[Recorded data]
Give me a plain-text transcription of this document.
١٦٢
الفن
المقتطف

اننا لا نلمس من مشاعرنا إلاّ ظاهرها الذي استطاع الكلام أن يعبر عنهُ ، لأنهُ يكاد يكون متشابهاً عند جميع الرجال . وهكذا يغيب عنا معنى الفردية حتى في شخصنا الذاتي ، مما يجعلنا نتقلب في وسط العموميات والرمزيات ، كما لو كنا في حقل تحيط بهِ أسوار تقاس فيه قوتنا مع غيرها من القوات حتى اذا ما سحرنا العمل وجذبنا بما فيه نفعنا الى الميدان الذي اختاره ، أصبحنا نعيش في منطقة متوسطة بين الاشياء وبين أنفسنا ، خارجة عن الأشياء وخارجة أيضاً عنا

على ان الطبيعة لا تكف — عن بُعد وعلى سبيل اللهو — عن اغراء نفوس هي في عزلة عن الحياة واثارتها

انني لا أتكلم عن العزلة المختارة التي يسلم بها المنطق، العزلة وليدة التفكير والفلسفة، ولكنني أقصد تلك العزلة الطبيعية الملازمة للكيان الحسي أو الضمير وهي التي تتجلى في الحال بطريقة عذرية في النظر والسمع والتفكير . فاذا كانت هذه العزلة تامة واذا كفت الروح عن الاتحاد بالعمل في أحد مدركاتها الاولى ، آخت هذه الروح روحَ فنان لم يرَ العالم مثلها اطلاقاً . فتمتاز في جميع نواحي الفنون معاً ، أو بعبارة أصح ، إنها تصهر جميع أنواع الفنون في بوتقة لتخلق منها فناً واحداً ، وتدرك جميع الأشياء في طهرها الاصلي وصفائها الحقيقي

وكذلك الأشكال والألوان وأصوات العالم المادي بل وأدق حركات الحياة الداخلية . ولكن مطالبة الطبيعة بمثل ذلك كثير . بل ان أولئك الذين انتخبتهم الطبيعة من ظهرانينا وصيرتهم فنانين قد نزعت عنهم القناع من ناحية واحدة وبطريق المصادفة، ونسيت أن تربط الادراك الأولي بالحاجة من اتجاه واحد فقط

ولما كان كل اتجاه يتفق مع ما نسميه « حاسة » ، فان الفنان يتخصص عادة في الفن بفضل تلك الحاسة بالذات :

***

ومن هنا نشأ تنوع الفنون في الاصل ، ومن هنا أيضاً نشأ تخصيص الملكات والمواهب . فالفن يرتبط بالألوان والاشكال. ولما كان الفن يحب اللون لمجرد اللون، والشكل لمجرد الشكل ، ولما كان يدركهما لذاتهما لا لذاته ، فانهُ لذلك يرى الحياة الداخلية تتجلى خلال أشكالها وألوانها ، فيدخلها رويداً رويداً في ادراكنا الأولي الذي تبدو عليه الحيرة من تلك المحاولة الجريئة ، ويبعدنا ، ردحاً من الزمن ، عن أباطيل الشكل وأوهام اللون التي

Description of the task: Write out the entries above once more, without altering anything.

Result of the exercise:
Give me a plain-text transcription of this document.
١٦٢
الفن
المقتطف

اننا لا نلمس من مشاعرنا إلاّ ظاهرها الذي استطاع الكلام أن يعبر عنهُ ، لأنهُ يكاد يكون متشابهاً عند جميع الرجال . وهكذا يغيب عنا معنى الفردية حتى في شخصنا الذاتي ، مما يجعلنا نتقلب في وسط العموميات والرمزيات ، كما لو كنا في حقل تحيط بهِ أسوار تقاس فيه قوتنا مع غيرها من القوات حتى اذا ما سحرنا العمل وجذبنا بما فيه نفعنا الى الميدان الذي اختاره ، أصبحنا نعيش في منطقة متوسطة بين الاشياء وبين أنفسنا ، خارجة عن الأشياء وخارجة أيضاً عنا

على ان الطبيعة لا تكف — عن بُعد وعلى سبيل اللهو — عن اغراء نفوس هي في عزلة عن الحياة واثارتها

انني لا أتكلم عن العزلة المختارة التي يسلم بها المنطق، العزلة وليدة التفكير والفلسفة، ولكنني أقصد تلك العزلة الطبيعية الملازمة للكيان الحسي أو الضمير وهي التي تتجلى في الحال بطريقة عذرية في النظر والسمع والتفكير . فاذا كانت هذه العزلة تامة واذا كفت الروح عن الاتحاد بالعمل في أحد مدركاتها الاولى ، آخت هذه الروح روحَ فنان لم يرَ العالم مثلها اطلاقاً . فتمتاز في جميع نواحي الفنون معاً ، أو بعبارة أصح ، إنها تصهر جميع أنواع الفنون في بوتقة لتخلق منها فناً واحداً ، وتدرك جميع الأشياء في طهرها الاصلي وصفائها الحقيقي

وكذلك الأشكال والألوان وأصوات العالم المادي بل وأدق حركات الحياة الداخلية . ولكن مطالبة الطبيعة بمثل ذلك كثير . بل ان أولئك الذين انتخبتهم الطبيعة من ظهرانينا وصيرتهم فنانين قد نزعت عنهم القناع من ناحية واحدة وبطريق المصادفة، ونسيت أن تربط الادراك الأولي بالحاجة من اتجاه واحد فقط

ولما كان كل اتجاه يتفق مع ما نسميه « حاسة » ، فان الفنان يتخصص عادة في الفن بفضل تلك الحاسة بالذات :

***

ومن هنا نشأ تنوع الفنون في الاصل ، ومن هنا أيضاً نشأ تخصيص الملكات والمواهب . فالفن يرتبط بالألوان والاشكال. ولما كان الفن يحب اللون لمجرد اللون، والشكل لمجرد الشكل ، ولما كان يدركهما لذاتهما لا لذاته ، فانهُ لذلك يرى الحياة الداخلية تتجلى خلال أشكالها وألوانها ، فيدخلها رويداً رويداً في ادراكنا الأولي الذي تبدو عليه الحيرة من تلك المحاولة الجريئة ، ويبعدنا ، ردحاً من الزمن ، عن أباطيل الشكل وأوهام اللون التي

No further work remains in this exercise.